▸ Task directions
Print the full listing exactly.

▸ Data shown
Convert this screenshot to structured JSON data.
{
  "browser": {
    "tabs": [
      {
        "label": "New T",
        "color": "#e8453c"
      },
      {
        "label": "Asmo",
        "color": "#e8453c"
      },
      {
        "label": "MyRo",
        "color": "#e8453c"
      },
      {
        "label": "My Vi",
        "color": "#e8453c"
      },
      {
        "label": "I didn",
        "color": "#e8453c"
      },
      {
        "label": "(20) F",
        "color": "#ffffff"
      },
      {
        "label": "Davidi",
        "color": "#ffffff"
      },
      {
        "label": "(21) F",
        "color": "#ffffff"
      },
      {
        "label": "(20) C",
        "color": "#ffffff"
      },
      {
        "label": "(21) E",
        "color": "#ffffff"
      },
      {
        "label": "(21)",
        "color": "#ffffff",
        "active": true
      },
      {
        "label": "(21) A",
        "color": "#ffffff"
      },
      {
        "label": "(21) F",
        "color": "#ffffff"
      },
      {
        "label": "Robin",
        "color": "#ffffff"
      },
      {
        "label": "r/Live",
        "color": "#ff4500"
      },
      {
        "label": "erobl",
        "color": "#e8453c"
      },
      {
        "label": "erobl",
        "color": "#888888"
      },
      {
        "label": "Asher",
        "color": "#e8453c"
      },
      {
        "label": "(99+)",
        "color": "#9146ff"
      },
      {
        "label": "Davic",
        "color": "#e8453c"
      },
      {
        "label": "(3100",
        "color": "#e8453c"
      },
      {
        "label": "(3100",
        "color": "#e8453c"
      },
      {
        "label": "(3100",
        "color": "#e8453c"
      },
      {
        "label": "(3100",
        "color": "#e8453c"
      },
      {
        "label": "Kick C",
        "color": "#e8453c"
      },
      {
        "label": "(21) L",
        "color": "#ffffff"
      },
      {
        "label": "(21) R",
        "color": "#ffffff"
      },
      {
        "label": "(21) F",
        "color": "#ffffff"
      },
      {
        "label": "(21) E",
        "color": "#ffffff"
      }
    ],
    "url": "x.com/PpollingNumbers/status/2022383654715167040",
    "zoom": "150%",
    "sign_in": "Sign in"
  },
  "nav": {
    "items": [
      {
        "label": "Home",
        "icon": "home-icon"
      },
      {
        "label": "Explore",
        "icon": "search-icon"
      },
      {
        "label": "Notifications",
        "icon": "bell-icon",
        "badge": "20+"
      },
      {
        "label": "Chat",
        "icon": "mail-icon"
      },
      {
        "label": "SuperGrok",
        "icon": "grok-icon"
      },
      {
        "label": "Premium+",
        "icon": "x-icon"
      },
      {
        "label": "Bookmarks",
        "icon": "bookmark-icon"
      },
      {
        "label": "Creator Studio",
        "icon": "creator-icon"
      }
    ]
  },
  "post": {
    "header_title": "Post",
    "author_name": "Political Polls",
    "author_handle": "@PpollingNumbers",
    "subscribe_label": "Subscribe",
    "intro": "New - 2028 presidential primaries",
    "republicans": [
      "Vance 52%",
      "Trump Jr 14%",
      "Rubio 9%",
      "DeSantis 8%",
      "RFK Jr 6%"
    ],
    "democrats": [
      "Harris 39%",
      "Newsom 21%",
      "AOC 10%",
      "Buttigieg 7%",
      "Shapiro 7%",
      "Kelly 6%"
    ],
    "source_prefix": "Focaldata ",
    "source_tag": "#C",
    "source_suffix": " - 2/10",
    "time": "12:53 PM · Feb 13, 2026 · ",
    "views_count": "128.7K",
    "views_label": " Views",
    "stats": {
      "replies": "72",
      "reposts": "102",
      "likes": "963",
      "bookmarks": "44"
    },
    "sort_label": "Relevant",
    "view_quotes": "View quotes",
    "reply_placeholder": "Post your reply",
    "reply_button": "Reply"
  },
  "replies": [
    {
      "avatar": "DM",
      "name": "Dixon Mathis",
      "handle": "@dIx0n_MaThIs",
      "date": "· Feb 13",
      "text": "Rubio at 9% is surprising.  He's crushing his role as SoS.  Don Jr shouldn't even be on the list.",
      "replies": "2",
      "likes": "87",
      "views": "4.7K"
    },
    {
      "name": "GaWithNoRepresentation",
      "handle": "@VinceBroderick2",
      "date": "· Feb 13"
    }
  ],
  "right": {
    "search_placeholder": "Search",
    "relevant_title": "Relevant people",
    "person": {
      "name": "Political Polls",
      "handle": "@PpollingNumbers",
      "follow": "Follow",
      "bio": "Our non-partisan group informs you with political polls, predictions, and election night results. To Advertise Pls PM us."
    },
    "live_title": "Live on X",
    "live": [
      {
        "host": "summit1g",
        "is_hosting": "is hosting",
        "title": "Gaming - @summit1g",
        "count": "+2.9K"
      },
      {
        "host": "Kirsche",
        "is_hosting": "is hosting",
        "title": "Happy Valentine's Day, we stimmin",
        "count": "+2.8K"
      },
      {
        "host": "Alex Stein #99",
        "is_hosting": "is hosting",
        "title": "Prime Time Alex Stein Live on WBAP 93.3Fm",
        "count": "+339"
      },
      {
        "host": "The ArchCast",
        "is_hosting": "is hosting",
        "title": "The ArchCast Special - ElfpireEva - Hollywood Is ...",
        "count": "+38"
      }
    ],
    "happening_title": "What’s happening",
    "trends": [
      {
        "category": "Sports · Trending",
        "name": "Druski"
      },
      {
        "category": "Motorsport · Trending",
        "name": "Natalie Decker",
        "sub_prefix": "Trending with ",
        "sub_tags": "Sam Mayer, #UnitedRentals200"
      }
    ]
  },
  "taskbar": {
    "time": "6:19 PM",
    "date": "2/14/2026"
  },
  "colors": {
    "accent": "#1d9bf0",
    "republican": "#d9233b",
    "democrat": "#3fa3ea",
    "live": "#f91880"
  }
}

▸ The reply
Convert this screenshot to structured JSON data.
{
  "browser": {
    "tabs": [
      {
        "label": "New T",
        "color": "#e8453c"
      },
      {
        "label": "Asmo",
        "color": "#e8453c"
      },
      {
        "label": "MyRo",
        "color": "#e8453c"
      },
      {
        "label": "My Vi",
        "color": "#e8453c"
      },
      {
        "label": "I didn",
        "color": "#e8453c"
      },
      {
        "label": "(20) F",
        "color": "#ffffff"
      },
      {
        "label": "Davidi",
        "color": "#ffffff"
      },
      {
        "label": "(21) F",
        "color": "#ffffff"
      },
      {
        "label": "(20) C",
        "color": "#ffffff"
      },
      {
        "label": "(21) E",
        "color": "#ffffff"
      },
      {
        "label": "(21)",
        "color": "#ffffff",
        "active": true
      },
      {
        "label": "(21) A",
        "color": "#ffffff"
      },
      {
        "label": "(21) F",
        "color": "#ffffff"
      },
      {
        "label": "Robin",
        "color": "#ffffff"
      },
      {
        "label": "r/Live",
        "color": "#ff4500"
      },
      {
        "label": "erobl",
        "color": "#e8453c"
      },
      {
        "label": "erobl",
        "color": "#888888"
      },
      {
        "label": "Asher",
        "color": "#e8453c"
      },
      {
        "label": "(99+)",
        "color": "#9146ff"
      },
      {
        "label": "Davic",
        "color": "#e8453c"
      },
      {
        "label": "(3100",
        "color": "#e8453c"
      },
      {
        "label": "(3100",
        "color": "#e8453c"
      },
      {
        "label": "(3100",
        "color": "#e8453c"
      },
      {
        "label": "(3100",
        "color": "#e8453c"
      },
      {
        "label": "Kick C",
        "color": "#e8453c"
      },
      {
        "label": "(21) L",
        "color": "#ffffff"
      },
      {
        "label": "(21) R",
        "color": "#ffffff"
      },
      {
        "label": "(21) F",
        "color": "#ffffff"
      },
      {
        "label": "(21) E",
        "color": "#ffffff"
      }
    ],
    "url": "x.com/PpollingNumbers/status/2022383654715167040",
    "zoom": "150%",
    "sign_in": "Sign in"
  },
  "nav": {
    "items": [
      {
        "label": "Home",
        "icon": "home-icon"
      },
      {
        "label": "Explore",
        "icon": "search-icon"
      },
      {
        "label": "Notifications",
        "icon": "bell-icon",
        "badge": "20+"
      },
      {
        "label": "Chat",
        "icon": "mail-icon"
      },
      {
        "label": "SuperGrok",
        "icon": "grok-icon"
      },
      {
        "label": "Premium+",
        "icon": "x-icon"
      },
      {
        "label": "Bookmarks",
        "icon": "bookmark-icon"
      },
      {
        "label": "Creator Studio",
        "icon": "creator-icon"
      }
    ]
  },
  "post": {
    "header_title": "Post",
    "author_name": "Political Polls",
    "author_handle": "@PpollingNumbers",
    "subscribe_label": "Subscribe",
    "intro": "New - 2028 presidential primaries",
    "republicans": [
      "Vance 52%",
      "Trump Jr 14%",
      "Rubio 9%",
      "DeSantis 8%",
      "RFK Jr 6%"
    ],
    "democrats": [
      "Harris 39%",
      "Newsom 21%",
      "AOC 10%",
      "Buttigieg 7%",
      "Shapiro 7%",
      "Kelly 6%"
    ],
    "source_prefix": "Focaldata ",
    "source_tag": "#C",
    "source_suffix": " - 2/10",
    "time": "12:53 PM · Feb 13, 2026 · ",
    "views_count": "128.7K",
    "views_label": " Views",
    "stats": {
      "replies": "72",
      "reposts": "102",
      "likes": "963",
      "bookmarks": "44"
    },
    "sort_label": "Relevant",
    "view_quotes": "View quotes",
    "reply_placeholder": "Post your reply",
    "reply_button": "Reply"
  },
  "replies": [
    {
      "avatar": "DM",
      "name": "Dixon Mathis",
      "handle": "@dIx0n_MaThIs",
      "date": "· Feb 13",
      "text": "Rubio at 9% is surprising.  He's crushing his role as SoS.  Don Jr shouldn't even be on the list.",
      "replies": "2",
      "likes": "87",
      "views": "4.7K"
    },
    {
      "name": "GaWithNoRepresentation",
      "handle": "@VinceBroderick2",
      "date": "· Feb 13"
    }
  ],
  "right": {
    "search_placeholder": "Search",
    "relevant_title": "Relevant people",
    "person": {
      "name": "Political Polls",
      "handle": "@PpollingNumbers",
      "follow": "Follow",
      "bio": "Our non-partisan group informs you with political polls, predictions, and election night results. To Advertise Pls PM us."
    },
    "live_title": "Live on X",
    "live": [
      {
        "host": "summit1g",
        "is_hosting": "is hosting",
        "title": "Gaming - @summit1g",
        "count": "+2.9K"
      },
      {
        "host": "Kirsche",
        "is_hosting": "is hosting",
        "title": "Happy Valentine's Day, we stimmin",
        "count": "+2.8K"
      },
      {
        "host": "Alex Stein #99",
        "is_hosting": "is hosting",
        "title": "Prime Time Alex Stein Live on WBAP 93.3Fm",
        "count": "+339"
      },
      {
        "host": "The ArchCast",
        "is_hosting": "is hosting",
        "title": "The ArchCast Special - ElfpireEva - Hollywood Is ...",
        "count": "+38"
      }
    ],
    "happening_title": "What’s happening",
    "trends": [
      {
        "category": "Sports · Trending",
        "name": "Druski"
      },
      {
        "category": "Motorsport · Trending",
        "name": "Natalie Decker",
        "sub_prefix": "Trending with ",
        "sub_tags": "Sam Mayer, #UnitedRentals200"
      }
    ]
  },
  "taskbar": {
    "time": "6:19 PM",
    "date": "2/14/2026"
  },
  "colors": {
    "accent": "#1d9bf0",
    "republican": "#d9233b",
    "democrat": "#3fa3ea",
    "live": "#f91880"
  }
}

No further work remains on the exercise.